◆ **Stated task**: Your task is to give the listing below back word for word, pictures excluded.

-- BEGIN Information supplied --

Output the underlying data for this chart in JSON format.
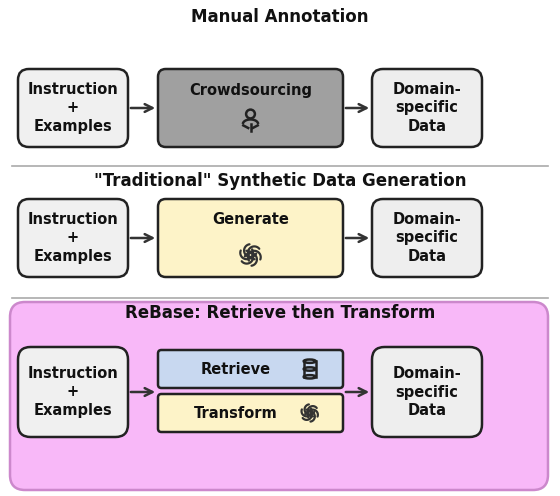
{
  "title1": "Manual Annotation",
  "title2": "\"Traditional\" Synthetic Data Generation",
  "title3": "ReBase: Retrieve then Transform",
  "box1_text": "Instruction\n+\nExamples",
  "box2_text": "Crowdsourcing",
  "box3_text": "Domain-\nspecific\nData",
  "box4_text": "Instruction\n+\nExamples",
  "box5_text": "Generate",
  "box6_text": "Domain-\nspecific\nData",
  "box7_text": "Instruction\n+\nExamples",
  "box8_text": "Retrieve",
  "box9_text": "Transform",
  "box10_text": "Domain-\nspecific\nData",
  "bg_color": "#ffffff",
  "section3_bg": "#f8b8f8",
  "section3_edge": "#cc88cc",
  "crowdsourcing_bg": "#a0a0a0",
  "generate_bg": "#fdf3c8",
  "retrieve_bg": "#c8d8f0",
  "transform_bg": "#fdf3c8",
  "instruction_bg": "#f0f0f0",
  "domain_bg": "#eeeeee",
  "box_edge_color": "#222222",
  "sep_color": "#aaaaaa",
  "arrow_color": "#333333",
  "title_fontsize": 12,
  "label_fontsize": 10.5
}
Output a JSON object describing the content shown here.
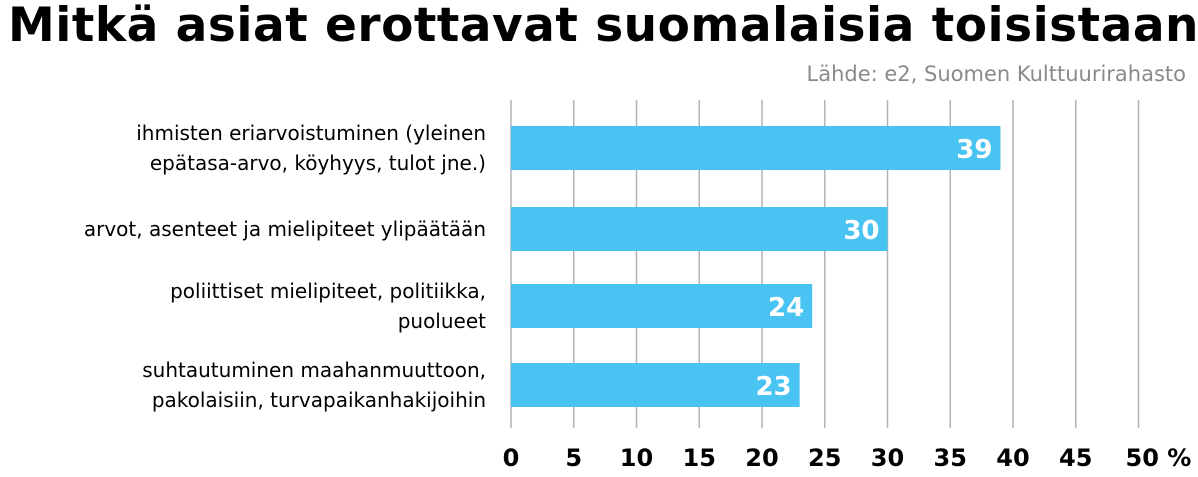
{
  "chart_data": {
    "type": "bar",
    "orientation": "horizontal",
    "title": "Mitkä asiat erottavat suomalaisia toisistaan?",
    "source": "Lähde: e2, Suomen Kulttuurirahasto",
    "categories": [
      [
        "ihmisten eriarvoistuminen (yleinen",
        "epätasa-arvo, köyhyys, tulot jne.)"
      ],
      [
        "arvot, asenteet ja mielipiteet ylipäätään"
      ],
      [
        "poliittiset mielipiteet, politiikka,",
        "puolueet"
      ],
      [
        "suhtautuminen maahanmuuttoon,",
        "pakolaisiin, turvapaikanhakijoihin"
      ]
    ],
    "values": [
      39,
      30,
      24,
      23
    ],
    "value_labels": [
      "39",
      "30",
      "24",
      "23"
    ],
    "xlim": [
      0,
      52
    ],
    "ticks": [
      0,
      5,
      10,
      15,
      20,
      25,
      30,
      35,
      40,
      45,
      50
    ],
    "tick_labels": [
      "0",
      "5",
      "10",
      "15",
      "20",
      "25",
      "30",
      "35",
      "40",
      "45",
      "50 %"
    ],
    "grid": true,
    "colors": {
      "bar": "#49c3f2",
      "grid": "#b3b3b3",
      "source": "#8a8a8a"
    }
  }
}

-- END Information supplied --

◆ **Solution to this exercise**:
Output the underlying data for this chart in JSON format.
{
  "title1": "Manual Annotation",
  "title2": "\"Traditional\" Synthetic Data Generation",
  "title3": "ReBase: Retrieve then Transform",
  "box1_text": "Instruction\n+\nExamples",
  "box2_text": "Crowdsourcing",
  "box3_text": "Domain-\nspecific\nData",
  "box4_text": "Instruction\n+\nExamples",
  "box5_text": "Generate",
  "box6_text": "Domain-\nspecific\nData",
  "box7_text": "Instruction\n+\nExamples",
  "box8_text": "Retrieve",
  "box9_text": "Transform",
  "box10_text": "Domain-\nspecific\nData",
  "bg_color": "#ffffff",
  "section3_bg": "#f8b8f8",
  "section3_edge": "#cc88cc",
  "crowdsourcing_bg": "#a0a0a0",
  "generate_bg": "#fdf3c8",
  "retrieve_bg": "#c8d8f0",
  "transform_bg": "#fdf3c8",
  "instruction_bg": "#f0f0f0",
  "domain_bg": "#eeeeee",
  "box_edge_color": "#222222",
  "sep_color": "#aaaaaa",
  "arrow_color": "#333333",
  "title_fontsize": 12,
  "label_fontsize": 10.5
}
Output a JSON object describing the content shown here.
{
  "chart_data": {
    "type": "bar",
    "orientation": "horizontal",
    "title": "Mitkä asiat erottavat suomalaisia toisistaan?",
    "source": "Lähde: e2, Suomen Kulttuurirahasto",
    "categories": [
      [
        "ihmisten eriarvoistuminen (yleinen",
        "epätasa-arvo, köyhyys, tulot jne.)"
      ],
      [
        "arvot, asenteet ja mielipiteet ylipäätään"
      ],
      [
        "poliittiset mielipiteet, politiikka,",
        "puolueet"
      ],
      [
        "suhtautuminen maahanmuuttoon,",
        "pakolaisiin, turvapaikanhakijoihin"
      ]
    ],
    "values": [
      39,
      30,
      24,
      23
    ],
    "value_labels": [
      "39",
      "30",
      "24",
      "23"
    ],
    "xlim": [
      0,
      52
    ],
    "ticks": [
      0,
      5,
      10,
      15,
      20,
      25,
      30,
      35,
      40,
      45,
      50
    ],
    "tick_labels": [
      "0",
      "5",
      "10",
      "15",
      "20",
      "25",
      "30",
      "35",
      "40",
      "45",
      "50 %"
    ],
    "grid": true,
    "colors": {
      "bar": "#49c3f2",
      "grid": "#b3b3b3",
      "source": "#8a8a8a"
    }
  }
}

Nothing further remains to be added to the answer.